§ **DATA EXTRACT**
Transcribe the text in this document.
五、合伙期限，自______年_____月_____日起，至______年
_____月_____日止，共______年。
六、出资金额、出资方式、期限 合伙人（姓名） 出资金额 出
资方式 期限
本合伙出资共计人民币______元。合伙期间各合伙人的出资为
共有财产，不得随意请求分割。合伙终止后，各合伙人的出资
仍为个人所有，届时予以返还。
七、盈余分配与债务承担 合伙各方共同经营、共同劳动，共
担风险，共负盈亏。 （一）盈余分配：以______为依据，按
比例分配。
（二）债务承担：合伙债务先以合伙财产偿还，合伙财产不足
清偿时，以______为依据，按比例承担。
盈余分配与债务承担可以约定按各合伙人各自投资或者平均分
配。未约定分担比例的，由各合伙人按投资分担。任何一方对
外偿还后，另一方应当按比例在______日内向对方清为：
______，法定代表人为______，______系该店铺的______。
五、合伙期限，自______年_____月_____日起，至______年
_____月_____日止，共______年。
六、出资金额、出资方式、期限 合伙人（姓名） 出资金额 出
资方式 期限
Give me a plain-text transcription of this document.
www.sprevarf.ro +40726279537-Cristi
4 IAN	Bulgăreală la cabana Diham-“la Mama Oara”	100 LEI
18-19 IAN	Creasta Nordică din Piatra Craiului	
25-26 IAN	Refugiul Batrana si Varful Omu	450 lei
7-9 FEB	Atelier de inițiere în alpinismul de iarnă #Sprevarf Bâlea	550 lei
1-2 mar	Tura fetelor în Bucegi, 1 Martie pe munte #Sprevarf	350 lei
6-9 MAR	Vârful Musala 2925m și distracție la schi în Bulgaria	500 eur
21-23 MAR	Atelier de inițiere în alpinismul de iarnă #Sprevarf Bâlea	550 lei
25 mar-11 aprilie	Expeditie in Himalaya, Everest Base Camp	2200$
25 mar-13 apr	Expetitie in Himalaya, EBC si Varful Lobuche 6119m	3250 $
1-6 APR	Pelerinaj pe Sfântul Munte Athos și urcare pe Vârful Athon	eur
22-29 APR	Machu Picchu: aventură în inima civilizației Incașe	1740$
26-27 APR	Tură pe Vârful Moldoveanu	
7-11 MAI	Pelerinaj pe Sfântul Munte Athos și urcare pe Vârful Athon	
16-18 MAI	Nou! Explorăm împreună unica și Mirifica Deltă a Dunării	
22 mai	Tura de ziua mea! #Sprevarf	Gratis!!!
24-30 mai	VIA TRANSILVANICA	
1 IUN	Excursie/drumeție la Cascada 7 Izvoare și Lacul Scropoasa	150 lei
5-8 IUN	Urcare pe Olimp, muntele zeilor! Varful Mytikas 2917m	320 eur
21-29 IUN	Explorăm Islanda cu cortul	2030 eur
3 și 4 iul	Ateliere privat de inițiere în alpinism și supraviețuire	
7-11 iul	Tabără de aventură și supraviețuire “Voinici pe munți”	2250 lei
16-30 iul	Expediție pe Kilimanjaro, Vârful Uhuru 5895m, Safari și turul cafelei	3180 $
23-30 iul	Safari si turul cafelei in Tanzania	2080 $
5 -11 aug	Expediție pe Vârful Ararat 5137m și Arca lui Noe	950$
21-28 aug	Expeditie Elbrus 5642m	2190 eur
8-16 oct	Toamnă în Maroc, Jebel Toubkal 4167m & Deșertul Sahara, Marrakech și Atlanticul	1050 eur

§ **TASK GOAL**
Write out the complete set of records exactly as given.

§ **PROBLEM SOLUTION**
Transcribe the text in this document.
五、合伙期限，自______年_____月_____日起，至______年
_____月_____日止，共______年。
六、出资金额、出资方式、期限 合伙人（姓名） 出资金额 出
资方式 期限
本合伙出资共计人民币______元。合伙期间各合伙人的出资为
共有财产，不得随意请求分割。合伙终止后，各合伙人的出资
仍为个人所有，届时予以返还。
七、盈余分配与债务承担 合伙各方共同经营、共同劳动，共
担风险，共负盈亏。 （一）盈余分配：以______为依据，按
比例分配。
（二）债务承担：合伙债务先以合伙财产偿还，合伙财产不足
清偿时，以______为依据，按比例承担。
盈余分配与债务承担可以约定按各合伙人各自投资或者平均分
配。未约定分担比例的，由各合伙人按投资分担。任何一方对
外偿还后，另一方应当按比例在______日内向对方清为：
______，法定代表人为______，______系该店铺的______。
五、合伙期限，自______年_____月_____日起，至______年
_____月_____日止，共______年。
六、出资金额、出资方式、期限 合伙人（姓名） 出资金额 出
资方式 期限
Give me a plain-text transcription of this document.
www.sprevarf.ro +40726279537-Cristi
4 IAN	Bulgăreală la cabana Diham-“la Mama Oara”	100 LEI
18-19 IAN	Creasta Nordică din Piatra Craiului	
25-26 IAN	Refugiul Batrana si Varful Omu	450 lei
7-9 FEB	Atelier de inițiere în alpinismul de iarnă #Sprevarf Bâlea	550 lei
1-2 mar	Tura fetelor în Bucegi, 1 Martie pe munte #Sprevarf	350 lei
6-9 MAR	Vârful Musala 2925m și distracție la schi în Bulgaria	500 eur
21-23 MAR	Atelier de inițiere în alpinismul de iarnă #Sprevarf Bâlea	550 lei
25 mar-11 aprilie	Expeditie in Himalaya, Everest Base Camp	2200$
25 mar-13 apr	Expetitie in Himalaya, EBC si Varful Lobuche 6119m	3250 $
1-6 APR	Pelerinaj pe Sfântul Munte Athos și urcare pe Vârful Athon	eur
22-29 APR	Machu Picchu: aventură în inima civilizației Incașe	1740$
26-27 APR	Tură pe Vârful Moldoveanu	
7-11 MAI	Pelerinaj pe Sfântul Munte Athos și urcare pe Vârful Athon	
16-18 MAI	Nou! Explorăm împreună unica și Mirifica Deltă a Dunării	
22 mai	Tura de ziua mea! #Sprevarf	Gratis!!!
24-30 mai	VIA TRANSILVANICA	
1 IUN	Excursie/drumeție la Cascada 7 Izvoare și Lacul Scropoasa	150 lei
5-8 IUN	Urcare pe Olimp, muntele zeilor! Varful Mytikas 2917m	320 eur
21-29 IUN	Explorăm Islanda cu cortul	2030 eur
3 și 4 iul	Ateliere privat de inițiere în alpinism și supraviețuire	
7-11 iul	Tabără de aventură și supraviețuire “Voinici pe munți”	2250 lei
16-30 iul	Expediție pe Kilimanjaro, Vârful Uhuru 5895m, Safari și turul cafelei	3180 $
23-30 iul	Safari si turul cafelei in Tanzania	2080 $
5 -11 aug	Expediție pe Vârful Ararat 5137m și Arca lui Noe	950$
21-28 aug	Expeditie Elbrus 5642m	2190 eur
8-16 oct	Toamnă în Maroc, Jebel Toubkal 4167m & Deșertul Sahara, Marrakech și Atlanticul	1050 eur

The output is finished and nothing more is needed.